STORED DATA:
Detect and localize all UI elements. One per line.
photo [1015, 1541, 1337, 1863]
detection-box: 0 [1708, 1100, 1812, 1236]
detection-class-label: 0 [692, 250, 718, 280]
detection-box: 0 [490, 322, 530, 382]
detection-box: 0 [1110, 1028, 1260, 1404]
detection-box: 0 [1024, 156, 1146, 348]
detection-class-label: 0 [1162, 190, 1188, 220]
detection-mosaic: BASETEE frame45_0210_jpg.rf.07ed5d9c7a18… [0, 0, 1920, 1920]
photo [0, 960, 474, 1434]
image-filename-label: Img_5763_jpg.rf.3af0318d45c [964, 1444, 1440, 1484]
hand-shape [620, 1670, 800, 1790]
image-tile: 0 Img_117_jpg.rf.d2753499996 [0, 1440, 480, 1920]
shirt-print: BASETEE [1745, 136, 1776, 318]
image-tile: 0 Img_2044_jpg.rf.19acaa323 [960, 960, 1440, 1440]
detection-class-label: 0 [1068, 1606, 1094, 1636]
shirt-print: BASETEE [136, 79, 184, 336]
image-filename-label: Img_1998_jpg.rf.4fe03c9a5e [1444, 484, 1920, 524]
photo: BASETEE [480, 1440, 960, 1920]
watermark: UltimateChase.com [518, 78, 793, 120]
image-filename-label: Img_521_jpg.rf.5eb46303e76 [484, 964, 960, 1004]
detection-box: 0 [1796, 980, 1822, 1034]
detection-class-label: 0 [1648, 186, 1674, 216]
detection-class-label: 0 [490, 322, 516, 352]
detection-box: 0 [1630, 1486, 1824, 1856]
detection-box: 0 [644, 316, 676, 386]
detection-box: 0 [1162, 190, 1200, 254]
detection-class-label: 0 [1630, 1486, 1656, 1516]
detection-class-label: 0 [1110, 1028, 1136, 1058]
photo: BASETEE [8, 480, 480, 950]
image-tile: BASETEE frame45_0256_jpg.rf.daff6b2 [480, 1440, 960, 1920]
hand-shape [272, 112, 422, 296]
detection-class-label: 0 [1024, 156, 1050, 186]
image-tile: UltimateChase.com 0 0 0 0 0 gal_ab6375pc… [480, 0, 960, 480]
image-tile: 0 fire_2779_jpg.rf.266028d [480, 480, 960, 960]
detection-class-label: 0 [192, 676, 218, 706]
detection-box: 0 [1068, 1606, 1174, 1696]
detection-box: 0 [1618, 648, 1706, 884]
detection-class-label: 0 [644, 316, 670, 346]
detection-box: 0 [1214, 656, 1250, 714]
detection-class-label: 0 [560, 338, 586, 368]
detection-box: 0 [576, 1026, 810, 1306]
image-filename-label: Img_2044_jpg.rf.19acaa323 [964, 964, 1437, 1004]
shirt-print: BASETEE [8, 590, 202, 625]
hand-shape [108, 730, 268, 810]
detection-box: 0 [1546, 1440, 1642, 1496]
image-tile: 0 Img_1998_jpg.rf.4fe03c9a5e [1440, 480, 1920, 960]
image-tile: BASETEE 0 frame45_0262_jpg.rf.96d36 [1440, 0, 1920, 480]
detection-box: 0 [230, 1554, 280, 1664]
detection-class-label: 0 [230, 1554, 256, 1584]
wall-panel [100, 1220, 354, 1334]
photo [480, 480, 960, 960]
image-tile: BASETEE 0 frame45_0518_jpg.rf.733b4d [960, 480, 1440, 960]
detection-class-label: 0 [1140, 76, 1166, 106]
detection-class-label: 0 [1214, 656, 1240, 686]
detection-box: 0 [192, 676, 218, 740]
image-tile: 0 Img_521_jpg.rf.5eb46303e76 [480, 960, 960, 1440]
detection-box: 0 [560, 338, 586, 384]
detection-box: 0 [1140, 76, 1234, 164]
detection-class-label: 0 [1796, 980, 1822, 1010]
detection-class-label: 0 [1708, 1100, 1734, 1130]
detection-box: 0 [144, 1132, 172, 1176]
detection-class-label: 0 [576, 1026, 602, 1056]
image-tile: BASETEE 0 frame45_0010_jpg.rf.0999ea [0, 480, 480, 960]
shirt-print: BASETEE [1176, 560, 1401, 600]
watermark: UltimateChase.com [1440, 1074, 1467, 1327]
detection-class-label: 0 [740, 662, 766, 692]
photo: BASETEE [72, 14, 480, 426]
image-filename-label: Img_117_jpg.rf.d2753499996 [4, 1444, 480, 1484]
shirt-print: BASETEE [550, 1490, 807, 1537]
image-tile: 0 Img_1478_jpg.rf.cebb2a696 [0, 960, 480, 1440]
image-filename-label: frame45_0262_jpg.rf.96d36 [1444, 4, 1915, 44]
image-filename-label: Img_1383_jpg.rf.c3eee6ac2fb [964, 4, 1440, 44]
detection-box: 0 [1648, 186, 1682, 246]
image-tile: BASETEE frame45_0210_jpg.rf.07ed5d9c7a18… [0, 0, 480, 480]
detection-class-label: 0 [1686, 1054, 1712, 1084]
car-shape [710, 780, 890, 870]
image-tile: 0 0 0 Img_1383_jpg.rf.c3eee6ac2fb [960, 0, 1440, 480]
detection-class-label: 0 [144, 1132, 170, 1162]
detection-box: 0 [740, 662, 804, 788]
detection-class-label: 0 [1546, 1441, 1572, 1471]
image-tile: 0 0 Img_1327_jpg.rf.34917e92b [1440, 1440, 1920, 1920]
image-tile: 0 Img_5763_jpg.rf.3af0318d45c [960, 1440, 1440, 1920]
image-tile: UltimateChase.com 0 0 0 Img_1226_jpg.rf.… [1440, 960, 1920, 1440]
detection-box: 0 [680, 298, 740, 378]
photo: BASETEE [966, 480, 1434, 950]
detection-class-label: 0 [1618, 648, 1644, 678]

--

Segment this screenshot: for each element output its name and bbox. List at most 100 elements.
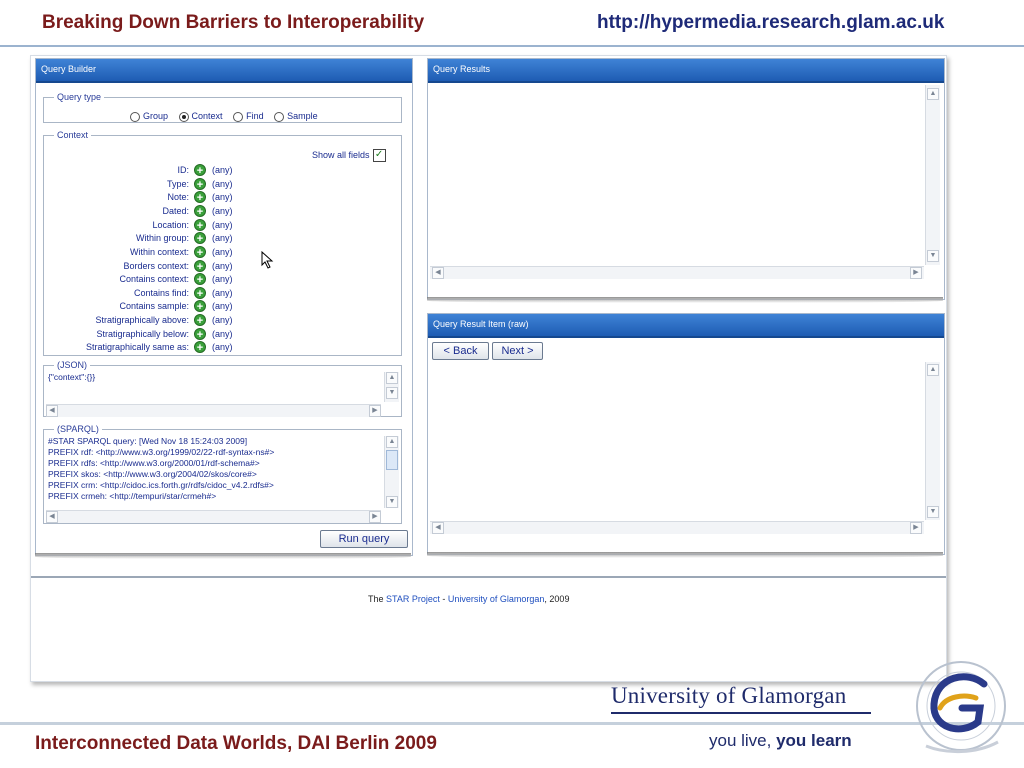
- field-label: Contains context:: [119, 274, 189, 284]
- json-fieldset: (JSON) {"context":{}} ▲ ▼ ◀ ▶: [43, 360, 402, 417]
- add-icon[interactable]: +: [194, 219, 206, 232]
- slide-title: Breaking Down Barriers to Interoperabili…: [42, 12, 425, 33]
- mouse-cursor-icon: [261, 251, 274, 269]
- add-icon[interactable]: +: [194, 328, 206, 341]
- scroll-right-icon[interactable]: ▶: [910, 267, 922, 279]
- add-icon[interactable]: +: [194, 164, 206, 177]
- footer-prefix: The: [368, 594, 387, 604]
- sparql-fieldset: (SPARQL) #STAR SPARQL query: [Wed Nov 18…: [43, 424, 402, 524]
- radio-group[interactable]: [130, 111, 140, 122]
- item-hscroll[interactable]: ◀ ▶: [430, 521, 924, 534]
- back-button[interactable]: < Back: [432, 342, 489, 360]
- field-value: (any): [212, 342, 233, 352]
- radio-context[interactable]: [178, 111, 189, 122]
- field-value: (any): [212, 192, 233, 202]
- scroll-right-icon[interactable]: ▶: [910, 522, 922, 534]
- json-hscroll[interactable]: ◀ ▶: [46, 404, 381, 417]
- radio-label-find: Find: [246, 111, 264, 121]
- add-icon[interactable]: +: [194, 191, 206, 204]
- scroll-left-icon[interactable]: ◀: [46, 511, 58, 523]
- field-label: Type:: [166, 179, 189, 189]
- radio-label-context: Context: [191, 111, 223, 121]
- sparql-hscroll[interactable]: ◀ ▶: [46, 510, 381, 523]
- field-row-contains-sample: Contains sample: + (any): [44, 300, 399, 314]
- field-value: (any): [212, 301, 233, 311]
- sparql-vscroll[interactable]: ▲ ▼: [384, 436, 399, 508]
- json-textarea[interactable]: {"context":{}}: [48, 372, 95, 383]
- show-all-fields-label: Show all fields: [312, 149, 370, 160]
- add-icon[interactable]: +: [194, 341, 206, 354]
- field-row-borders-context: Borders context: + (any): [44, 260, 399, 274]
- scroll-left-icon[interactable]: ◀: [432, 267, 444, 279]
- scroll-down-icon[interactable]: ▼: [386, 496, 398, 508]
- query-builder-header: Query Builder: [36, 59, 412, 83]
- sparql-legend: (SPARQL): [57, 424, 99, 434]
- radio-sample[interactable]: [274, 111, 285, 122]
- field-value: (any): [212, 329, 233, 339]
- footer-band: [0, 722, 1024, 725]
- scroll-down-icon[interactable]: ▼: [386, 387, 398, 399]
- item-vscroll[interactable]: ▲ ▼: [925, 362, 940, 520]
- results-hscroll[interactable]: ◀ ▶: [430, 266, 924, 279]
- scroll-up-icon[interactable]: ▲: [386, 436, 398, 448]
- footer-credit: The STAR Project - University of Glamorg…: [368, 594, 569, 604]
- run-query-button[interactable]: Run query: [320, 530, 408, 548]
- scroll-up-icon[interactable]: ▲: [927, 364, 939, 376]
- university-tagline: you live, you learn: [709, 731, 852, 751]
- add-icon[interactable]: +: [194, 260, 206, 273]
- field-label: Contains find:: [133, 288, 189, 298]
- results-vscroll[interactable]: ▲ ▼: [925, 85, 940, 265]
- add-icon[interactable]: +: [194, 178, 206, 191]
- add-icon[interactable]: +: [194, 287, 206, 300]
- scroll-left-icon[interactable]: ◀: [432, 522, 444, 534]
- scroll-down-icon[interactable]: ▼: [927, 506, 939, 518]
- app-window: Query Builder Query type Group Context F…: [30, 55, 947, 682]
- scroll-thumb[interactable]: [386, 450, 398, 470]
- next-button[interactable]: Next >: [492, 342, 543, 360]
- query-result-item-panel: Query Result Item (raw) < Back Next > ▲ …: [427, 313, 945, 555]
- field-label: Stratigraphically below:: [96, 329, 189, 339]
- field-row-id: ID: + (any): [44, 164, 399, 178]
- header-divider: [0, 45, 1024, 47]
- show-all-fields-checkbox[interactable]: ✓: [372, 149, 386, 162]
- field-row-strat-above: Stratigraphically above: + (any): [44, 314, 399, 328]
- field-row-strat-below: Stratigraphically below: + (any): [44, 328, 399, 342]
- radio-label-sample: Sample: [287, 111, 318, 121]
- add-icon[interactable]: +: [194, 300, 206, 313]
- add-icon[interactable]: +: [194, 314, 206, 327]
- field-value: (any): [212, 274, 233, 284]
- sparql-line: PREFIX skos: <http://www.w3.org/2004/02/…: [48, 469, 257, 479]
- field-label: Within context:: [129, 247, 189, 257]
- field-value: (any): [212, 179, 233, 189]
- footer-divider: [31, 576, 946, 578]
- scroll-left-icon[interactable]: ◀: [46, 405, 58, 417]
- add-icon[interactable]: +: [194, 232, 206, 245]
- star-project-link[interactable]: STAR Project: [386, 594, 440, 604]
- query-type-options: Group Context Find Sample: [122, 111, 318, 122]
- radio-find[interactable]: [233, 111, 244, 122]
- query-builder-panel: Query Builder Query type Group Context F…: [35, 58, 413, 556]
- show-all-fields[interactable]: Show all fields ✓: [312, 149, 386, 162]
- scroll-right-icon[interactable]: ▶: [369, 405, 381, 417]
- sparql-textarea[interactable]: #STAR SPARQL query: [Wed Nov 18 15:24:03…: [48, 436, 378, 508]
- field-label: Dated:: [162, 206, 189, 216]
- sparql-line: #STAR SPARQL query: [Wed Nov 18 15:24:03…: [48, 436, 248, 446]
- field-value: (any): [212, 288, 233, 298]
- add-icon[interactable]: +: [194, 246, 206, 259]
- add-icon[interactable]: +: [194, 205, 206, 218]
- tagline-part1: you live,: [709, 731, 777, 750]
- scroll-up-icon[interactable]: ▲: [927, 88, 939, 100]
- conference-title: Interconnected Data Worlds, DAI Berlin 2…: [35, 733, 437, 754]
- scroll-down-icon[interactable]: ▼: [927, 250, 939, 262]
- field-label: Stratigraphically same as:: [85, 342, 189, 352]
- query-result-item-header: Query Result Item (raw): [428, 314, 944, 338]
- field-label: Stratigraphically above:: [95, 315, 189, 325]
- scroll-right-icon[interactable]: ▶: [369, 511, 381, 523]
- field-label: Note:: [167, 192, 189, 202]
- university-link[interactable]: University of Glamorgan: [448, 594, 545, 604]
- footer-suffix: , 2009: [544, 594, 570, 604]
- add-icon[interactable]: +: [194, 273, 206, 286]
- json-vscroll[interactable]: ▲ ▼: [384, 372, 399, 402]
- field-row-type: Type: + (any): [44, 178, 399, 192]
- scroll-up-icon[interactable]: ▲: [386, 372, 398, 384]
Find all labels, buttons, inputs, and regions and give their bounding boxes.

TASK DESCRIPTION:
Copy out the stretch of the data above from the line containing "Detect and localize" through the line containing "image-tile: 0 Img_1998_jpg.rf.4fe03c9a5e", both included, keeping each line unchanged.

COMPLETE OUTPUT:
Detect and localize all UI elements. One per line.
photo [1015, 1541, 1337, 1863]
detection-box: 0 [1708, 1100, 1812, 1236]
detection-class-label: 0 [692, 250, 718, 280]
detection-box: 0 [490, 322, 530, 382]
detection-box: 0 [1110, 1028, 1260, 1404]
detection-box: 0 [1024, 156, 1146, 348]
detection-class-label: 0 [1162, 190, 1188, 220]
detection-mosaic: BASETEE frame45_0210_jpg.rf.07ed5d9c7a18… [0, 0, 1920, 1920]
photo [0, 960, 474, 1434]
image-filename-label: Img_5763_jpg.rf.3af0318d45c [964, 1444, 1440, 1484]
hand-shape [620, 1670, 800, 1790]
image-tile: 0 Img_117_jpg.rf.d2753499996 [0, 1440, 480, 1920]
shirt-print: BASETEE [1745, 136, 1776, 318]
image-tile: 0 Img_2044_jpg.rf.19acaa323 [960, 960, 1440, 1440]
detection-class-label: 0 [1068, 1606, 1094, 1636]
shirt-print: BASETEE [136, 79, 184, 336]
image-filename-label: Img_1998_jpg.rf.4fe03c9a5e [1444, 484, 1920, 524]
photo: BASETEE [480, 1440, 960, 1920]
watermark: UltimateChase.com [518, 78, 793, 120]
image-filename-label: Img_521_jpg.rf.5eb46303e76 [484, 964, 960, 1004]
detection-box: 0 [1796, 980, 1822, 1034]
detection-class-label: 0 [1648, 186, 1674, 216]
detection-class-label: 0 [490, 322, 516, 352]
detection-box: 0 [1630, 1486, 1824, 1856]
detection-box: 0 [644, 316, 676, 386]
detection-box: 0 [1162, 190, 1200, 254]
detection-class-label: 0 [1630, 1486, 1656, 1516]
detection-class-label: 0 [1110, 1028, 1136, 1058]
photo: BASETEE [8, 480, 480, 950]
image-tile: BASETEE frame45_0256_jpg.rf.daff6b2 [480, 1440, 960, 1920]
hand-shape [272, 112, 422, 296]
detection-class-label: 0 [1024, 156, 1050, 186]
image-tile: UltimateChase.com 0 0 0 0 0 gal_ab6375pc… [480, 0, 960, 480]
image-tile: 0 fire_2779_jpg.rf.266028d [480, 480, 960, 960]
detection-class-label: 0 [192, 676, 218, 706]
detection-box: 0 [1068, 1606, 1174, 1696]
detection-box: 0 [1618, 648, 1706, 884]
detection-class-label: 0 [644, 316, 670, 346]
detection-box: 0 [1214, 656, 1250, 714]
detection-class-label: 0 [560, 338, 586, 368]
detection-box: 0 [576, 1026, 810, 1306]
image-filename-label: Img_2044_jpg.rf.19acaa323 [964, 964, 1437, 1004]
shirt-print: BASETEE [8, 590, 202, 625]
hand-shape [108, 730, 268, 810]
detection-box: 0 [1546, 1440, 1642, 1496]
image-tile: 0 Img_1998_jpg.rf.4fe03c9a5e [1440, 480, 1920, 960]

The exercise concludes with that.